● **Set exercise**
Copy every line of the records below where the word "dSTEC" occurs.

● **Provided material**
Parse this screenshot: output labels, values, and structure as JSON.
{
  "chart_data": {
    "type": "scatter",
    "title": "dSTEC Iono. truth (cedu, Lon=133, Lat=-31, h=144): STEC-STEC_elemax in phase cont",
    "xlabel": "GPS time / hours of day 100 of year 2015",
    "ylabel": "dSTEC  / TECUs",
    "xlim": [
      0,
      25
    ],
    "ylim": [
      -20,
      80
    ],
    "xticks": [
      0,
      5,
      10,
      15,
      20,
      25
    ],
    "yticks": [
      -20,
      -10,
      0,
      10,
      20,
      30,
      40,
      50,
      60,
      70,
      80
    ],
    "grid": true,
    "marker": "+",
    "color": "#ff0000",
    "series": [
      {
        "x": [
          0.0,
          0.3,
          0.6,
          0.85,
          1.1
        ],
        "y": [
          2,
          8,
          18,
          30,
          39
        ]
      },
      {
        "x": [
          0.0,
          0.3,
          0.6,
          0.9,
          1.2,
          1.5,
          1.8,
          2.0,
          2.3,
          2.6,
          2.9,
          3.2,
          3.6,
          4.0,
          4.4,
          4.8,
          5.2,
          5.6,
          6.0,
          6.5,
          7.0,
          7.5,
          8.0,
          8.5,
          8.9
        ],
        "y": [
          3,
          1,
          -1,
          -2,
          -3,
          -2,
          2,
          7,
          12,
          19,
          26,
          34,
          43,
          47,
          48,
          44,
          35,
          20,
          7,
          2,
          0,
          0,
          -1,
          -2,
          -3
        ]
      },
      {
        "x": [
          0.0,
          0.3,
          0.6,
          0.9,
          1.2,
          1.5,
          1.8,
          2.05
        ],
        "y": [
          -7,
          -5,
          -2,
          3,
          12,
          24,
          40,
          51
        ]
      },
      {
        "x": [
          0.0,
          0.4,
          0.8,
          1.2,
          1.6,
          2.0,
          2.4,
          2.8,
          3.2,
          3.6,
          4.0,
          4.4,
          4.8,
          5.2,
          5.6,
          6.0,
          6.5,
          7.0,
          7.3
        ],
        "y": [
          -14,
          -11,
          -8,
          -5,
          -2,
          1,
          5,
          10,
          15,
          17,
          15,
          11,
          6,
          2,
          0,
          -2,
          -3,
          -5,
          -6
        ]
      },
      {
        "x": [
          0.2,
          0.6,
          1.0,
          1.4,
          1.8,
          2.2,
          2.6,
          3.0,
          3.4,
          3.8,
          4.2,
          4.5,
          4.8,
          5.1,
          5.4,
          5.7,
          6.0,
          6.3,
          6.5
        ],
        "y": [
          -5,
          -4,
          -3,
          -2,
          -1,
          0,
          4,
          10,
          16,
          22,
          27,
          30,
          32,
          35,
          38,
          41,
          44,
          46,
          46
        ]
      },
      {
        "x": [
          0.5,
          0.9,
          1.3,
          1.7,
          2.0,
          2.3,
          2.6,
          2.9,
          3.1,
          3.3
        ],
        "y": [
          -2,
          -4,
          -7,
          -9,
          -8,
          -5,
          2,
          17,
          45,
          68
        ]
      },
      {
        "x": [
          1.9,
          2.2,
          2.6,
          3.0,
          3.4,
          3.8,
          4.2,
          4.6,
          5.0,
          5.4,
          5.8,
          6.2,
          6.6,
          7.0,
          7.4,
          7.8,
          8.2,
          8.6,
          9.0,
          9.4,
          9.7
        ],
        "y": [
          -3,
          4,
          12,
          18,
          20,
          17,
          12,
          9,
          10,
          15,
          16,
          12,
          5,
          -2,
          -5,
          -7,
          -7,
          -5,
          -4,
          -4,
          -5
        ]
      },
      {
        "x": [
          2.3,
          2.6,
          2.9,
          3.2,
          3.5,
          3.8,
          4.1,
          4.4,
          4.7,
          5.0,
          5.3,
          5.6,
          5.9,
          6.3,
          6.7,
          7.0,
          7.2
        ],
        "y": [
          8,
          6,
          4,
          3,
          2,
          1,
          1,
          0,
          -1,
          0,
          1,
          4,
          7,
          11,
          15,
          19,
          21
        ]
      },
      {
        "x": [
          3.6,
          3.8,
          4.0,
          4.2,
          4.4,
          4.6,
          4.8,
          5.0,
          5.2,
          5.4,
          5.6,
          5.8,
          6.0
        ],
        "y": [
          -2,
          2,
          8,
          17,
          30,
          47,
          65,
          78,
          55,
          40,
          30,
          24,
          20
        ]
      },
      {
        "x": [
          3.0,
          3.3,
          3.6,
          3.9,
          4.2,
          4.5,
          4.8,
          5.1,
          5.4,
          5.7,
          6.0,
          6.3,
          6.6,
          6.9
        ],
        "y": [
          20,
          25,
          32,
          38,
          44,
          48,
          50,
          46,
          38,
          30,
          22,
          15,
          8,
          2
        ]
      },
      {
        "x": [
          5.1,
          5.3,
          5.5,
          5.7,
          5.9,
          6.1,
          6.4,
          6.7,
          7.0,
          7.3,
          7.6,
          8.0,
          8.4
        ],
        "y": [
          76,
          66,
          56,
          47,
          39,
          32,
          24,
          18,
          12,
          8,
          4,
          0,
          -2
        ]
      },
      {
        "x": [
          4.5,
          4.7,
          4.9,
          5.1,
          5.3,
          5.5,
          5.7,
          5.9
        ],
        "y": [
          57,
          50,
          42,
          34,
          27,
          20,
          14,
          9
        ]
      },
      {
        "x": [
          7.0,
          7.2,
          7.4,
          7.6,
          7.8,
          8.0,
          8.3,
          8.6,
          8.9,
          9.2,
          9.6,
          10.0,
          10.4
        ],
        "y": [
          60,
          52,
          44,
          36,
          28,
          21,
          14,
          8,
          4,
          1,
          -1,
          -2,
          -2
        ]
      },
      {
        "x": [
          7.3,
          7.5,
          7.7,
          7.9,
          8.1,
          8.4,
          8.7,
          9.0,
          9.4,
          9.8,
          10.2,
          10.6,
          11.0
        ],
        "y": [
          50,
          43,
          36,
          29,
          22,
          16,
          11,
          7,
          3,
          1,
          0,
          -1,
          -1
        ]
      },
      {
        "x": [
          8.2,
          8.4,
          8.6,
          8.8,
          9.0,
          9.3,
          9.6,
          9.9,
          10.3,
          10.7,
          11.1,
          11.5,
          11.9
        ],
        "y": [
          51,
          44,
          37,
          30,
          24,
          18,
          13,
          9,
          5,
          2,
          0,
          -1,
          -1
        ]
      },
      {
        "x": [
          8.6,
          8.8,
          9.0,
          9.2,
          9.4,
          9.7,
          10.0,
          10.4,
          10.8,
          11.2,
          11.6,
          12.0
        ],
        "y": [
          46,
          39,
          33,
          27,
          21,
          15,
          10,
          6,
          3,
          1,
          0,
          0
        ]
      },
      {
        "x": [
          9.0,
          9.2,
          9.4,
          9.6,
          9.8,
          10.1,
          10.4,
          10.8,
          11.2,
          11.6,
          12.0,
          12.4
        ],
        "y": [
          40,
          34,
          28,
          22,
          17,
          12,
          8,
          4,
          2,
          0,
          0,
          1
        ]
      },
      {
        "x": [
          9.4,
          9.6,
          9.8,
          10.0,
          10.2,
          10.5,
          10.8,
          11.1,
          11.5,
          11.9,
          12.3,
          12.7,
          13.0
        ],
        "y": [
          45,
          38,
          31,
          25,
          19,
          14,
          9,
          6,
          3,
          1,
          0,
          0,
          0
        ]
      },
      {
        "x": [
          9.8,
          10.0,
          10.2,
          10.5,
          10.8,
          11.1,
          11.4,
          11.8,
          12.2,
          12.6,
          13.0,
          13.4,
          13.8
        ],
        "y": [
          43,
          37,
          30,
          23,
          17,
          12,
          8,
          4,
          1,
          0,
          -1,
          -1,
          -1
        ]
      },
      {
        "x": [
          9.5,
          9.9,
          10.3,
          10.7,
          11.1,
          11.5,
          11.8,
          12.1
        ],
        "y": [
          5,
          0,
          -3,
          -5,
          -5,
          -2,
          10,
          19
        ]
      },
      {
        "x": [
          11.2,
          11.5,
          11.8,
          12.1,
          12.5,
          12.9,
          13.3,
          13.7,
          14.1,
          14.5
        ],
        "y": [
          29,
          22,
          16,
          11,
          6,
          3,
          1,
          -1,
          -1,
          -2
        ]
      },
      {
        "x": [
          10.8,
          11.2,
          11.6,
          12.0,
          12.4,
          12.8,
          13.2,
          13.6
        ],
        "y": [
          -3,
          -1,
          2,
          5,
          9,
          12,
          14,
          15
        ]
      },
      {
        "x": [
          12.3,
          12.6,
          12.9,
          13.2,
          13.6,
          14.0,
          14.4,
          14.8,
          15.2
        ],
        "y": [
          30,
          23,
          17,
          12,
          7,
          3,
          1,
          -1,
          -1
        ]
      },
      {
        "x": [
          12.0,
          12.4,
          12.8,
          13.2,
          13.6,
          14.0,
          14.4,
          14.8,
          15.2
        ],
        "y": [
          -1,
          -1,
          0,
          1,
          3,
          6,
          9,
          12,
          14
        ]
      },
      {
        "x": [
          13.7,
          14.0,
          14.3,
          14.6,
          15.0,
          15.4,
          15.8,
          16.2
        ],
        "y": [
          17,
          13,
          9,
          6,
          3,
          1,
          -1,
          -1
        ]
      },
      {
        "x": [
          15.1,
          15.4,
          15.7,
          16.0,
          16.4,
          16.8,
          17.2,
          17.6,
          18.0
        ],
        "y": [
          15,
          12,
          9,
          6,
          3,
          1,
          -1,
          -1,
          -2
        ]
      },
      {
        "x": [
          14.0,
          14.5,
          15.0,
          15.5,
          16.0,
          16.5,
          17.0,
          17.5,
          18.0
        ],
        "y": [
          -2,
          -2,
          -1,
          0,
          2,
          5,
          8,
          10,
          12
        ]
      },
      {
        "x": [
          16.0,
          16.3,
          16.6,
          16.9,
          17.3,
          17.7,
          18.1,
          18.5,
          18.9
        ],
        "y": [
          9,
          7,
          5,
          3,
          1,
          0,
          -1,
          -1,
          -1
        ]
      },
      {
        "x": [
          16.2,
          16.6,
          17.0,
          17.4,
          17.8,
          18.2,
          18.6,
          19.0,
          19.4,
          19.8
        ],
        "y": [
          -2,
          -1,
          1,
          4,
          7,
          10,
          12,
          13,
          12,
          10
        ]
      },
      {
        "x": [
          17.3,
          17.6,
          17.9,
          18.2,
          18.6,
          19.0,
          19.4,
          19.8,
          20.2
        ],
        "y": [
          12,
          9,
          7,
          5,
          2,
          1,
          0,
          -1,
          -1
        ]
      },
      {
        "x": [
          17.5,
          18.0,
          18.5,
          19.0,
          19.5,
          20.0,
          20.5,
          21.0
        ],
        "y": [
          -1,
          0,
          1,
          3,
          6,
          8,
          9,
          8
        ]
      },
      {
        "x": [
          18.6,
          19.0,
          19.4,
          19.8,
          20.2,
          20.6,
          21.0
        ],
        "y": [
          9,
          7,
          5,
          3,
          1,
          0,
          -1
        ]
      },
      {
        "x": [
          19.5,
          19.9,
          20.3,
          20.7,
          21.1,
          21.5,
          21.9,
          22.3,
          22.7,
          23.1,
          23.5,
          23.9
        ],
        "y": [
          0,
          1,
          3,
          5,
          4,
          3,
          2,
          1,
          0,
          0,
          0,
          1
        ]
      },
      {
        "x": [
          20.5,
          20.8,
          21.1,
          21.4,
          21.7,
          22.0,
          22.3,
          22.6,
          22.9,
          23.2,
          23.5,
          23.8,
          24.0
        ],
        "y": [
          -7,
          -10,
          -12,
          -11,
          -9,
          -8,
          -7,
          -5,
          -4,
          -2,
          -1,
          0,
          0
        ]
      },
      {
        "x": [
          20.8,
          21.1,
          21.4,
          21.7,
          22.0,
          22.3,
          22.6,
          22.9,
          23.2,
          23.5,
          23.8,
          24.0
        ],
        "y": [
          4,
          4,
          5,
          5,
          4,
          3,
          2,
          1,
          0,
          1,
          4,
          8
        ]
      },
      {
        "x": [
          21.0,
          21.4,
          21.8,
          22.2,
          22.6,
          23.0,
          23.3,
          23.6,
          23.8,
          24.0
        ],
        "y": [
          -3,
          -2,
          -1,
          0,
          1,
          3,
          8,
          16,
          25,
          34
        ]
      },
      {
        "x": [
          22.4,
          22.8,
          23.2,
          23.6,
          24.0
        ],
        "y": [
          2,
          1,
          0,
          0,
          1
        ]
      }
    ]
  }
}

● **Response to the exercise**
    "title": "dSTEC Iono. truth (cedu, Lon=133, Lat=-31, h=144): STEC-STEC_elemax in phase cont",
    "ylabel": "dSTEC  / TECUs",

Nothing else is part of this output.